▶ [Directions]
Gather up all lines that carry the word "ゲレンデ情報".

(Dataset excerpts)
** Start **

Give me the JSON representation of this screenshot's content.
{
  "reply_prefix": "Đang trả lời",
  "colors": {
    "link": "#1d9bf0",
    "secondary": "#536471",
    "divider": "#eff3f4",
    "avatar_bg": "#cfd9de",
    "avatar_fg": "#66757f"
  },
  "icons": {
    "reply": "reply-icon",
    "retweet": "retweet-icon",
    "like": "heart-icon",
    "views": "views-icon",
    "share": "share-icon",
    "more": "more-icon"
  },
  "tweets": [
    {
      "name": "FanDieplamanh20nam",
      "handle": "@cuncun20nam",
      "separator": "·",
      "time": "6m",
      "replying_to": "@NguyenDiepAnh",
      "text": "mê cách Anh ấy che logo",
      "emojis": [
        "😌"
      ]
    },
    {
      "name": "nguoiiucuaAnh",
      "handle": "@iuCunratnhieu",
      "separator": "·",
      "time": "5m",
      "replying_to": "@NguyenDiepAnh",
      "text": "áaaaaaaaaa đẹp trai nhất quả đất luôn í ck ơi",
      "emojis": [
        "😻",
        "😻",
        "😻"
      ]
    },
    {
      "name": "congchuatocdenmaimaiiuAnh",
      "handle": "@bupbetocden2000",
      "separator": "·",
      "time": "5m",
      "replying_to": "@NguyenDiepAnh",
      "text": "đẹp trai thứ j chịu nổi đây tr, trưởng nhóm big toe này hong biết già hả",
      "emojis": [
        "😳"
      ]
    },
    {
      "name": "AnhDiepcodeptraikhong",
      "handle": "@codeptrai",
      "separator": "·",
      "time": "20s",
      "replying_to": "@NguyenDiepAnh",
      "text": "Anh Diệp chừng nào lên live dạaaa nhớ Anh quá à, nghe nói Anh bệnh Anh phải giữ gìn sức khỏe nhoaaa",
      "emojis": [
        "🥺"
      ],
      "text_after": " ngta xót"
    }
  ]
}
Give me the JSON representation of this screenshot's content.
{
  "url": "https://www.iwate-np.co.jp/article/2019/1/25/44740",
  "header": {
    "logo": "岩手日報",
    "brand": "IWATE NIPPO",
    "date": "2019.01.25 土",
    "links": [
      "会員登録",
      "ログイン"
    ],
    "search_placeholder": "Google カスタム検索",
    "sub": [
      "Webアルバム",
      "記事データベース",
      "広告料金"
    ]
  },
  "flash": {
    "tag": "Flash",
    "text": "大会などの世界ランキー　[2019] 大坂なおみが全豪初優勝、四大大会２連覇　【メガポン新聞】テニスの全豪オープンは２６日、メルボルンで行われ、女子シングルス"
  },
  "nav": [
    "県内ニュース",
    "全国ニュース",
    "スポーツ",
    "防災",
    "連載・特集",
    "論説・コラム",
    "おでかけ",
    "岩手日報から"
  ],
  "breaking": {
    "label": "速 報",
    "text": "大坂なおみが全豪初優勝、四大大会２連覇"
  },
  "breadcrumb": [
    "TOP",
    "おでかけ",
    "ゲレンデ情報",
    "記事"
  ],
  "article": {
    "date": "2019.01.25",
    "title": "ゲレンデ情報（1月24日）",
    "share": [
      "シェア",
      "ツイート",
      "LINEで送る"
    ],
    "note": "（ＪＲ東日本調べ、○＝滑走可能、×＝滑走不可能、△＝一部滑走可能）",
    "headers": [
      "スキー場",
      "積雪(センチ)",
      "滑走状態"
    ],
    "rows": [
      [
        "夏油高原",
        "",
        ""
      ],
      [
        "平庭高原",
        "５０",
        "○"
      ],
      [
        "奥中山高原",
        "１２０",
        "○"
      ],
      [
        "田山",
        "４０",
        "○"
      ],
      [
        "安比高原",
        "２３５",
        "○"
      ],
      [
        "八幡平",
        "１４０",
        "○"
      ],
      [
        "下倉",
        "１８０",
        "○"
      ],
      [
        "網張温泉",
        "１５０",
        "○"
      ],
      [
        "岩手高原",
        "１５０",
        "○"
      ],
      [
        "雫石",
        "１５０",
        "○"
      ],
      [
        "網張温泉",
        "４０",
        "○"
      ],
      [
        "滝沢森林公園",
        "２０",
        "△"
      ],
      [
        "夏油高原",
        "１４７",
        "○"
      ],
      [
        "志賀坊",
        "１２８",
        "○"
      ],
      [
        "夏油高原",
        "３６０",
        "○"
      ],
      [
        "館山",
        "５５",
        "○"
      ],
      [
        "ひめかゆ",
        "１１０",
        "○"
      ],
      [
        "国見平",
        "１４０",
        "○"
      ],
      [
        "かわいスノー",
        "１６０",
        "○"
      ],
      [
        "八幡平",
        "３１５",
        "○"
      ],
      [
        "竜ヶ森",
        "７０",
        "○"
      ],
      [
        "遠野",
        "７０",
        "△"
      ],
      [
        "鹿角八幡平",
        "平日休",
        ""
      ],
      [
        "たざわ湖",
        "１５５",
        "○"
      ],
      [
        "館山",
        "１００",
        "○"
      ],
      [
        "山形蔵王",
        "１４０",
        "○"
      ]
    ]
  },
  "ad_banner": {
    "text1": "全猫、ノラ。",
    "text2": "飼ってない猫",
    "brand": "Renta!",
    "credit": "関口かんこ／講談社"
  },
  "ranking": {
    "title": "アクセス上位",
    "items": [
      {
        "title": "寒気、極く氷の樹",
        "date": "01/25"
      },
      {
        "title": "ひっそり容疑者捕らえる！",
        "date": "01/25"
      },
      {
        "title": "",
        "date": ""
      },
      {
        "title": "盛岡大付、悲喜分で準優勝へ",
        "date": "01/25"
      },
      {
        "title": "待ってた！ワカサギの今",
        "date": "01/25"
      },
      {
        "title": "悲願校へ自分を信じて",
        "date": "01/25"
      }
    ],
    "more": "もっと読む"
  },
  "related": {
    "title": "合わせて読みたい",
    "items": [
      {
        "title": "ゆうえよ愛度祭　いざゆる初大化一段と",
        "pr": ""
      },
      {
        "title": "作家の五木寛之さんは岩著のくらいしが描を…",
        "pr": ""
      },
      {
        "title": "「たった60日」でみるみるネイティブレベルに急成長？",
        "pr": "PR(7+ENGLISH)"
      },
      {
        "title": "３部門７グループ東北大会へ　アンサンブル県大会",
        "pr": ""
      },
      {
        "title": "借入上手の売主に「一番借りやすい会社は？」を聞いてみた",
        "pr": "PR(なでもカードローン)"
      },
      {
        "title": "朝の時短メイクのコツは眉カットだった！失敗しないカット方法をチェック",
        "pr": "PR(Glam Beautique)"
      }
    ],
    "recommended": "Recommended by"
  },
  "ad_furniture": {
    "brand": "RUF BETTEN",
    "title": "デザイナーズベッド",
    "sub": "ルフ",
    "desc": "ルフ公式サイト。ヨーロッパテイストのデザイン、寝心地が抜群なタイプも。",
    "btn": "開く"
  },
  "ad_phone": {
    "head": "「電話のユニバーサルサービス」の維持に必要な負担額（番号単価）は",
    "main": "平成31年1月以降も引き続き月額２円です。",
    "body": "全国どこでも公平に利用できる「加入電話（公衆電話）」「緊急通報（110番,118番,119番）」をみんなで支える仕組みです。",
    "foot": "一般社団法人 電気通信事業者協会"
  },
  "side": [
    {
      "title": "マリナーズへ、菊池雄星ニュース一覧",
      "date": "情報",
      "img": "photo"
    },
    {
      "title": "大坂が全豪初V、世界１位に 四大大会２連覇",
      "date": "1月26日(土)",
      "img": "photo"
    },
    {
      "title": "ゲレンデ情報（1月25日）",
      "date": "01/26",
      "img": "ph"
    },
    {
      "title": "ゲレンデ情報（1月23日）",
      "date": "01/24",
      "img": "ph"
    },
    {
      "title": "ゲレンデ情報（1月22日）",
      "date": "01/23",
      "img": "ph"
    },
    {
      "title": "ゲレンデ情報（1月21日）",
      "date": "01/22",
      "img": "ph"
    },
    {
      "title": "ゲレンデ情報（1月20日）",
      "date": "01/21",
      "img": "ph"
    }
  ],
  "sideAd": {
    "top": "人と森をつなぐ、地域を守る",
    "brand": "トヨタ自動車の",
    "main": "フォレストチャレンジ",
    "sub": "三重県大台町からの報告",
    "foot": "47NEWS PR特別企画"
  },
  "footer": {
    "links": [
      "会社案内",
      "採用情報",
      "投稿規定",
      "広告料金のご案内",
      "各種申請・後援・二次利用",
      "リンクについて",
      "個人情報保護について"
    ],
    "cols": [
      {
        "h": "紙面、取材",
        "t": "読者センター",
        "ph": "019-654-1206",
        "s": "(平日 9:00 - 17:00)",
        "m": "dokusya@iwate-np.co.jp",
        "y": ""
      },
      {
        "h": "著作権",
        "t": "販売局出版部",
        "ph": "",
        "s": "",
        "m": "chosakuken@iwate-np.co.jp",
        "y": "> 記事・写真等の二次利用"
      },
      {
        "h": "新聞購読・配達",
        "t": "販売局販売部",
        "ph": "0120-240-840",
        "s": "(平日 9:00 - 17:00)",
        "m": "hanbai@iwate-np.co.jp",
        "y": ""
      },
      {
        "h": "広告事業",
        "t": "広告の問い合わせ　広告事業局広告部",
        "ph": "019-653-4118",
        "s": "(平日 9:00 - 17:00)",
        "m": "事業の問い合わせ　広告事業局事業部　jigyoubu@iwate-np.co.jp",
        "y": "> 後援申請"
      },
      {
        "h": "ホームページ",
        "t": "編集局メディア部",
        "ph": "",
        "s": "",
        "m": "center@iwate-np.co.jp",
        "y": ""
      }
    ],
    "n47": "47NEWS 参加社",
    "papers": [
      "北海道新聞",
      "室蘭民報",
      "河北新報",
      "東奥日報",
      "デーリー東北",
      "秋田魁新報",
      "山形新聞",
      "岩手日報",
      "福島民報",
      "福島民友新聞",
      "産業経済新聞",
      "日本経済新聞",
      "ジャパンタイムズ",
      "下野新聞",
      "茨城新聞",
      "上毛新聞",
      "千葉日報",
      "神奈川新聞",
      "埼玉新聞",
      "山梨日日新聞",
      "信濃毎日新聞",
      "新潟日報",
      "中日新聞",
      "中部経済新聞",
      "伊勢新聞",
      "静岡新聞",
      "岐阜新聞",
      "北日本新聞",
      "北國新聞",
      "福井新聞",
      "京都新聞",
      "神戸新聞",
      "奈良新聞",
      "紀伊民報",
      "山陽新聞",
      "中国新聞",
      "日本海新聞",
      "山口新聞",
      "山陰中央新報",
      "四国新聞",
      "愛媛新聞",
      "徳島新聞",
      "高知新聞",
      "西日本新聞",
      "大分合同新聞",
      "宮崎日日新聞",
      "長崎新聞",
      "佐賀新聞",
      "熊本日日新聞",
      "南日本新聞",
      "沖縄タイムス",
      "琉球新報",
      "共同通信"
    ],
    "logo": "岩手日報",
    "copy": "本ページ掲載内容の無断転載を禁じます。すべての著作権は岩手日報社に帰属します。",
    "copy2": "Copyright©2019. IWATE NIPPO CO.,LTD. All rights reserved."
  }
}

** End **

▶ [Solution]
    "ゲレンデ情報",
    "title": "ゲレンデ情報（1月24日）",
      "title": "ゲレンデ情報（1月25日）",
      "title": "ゲレンデ情報（1月23日）",
      "title": "ゲレンデ情報（1月22日）",
      "title": "ゲレンデ情報（1月21日）",
      "title": "ゲレンデ情報（1月20日）",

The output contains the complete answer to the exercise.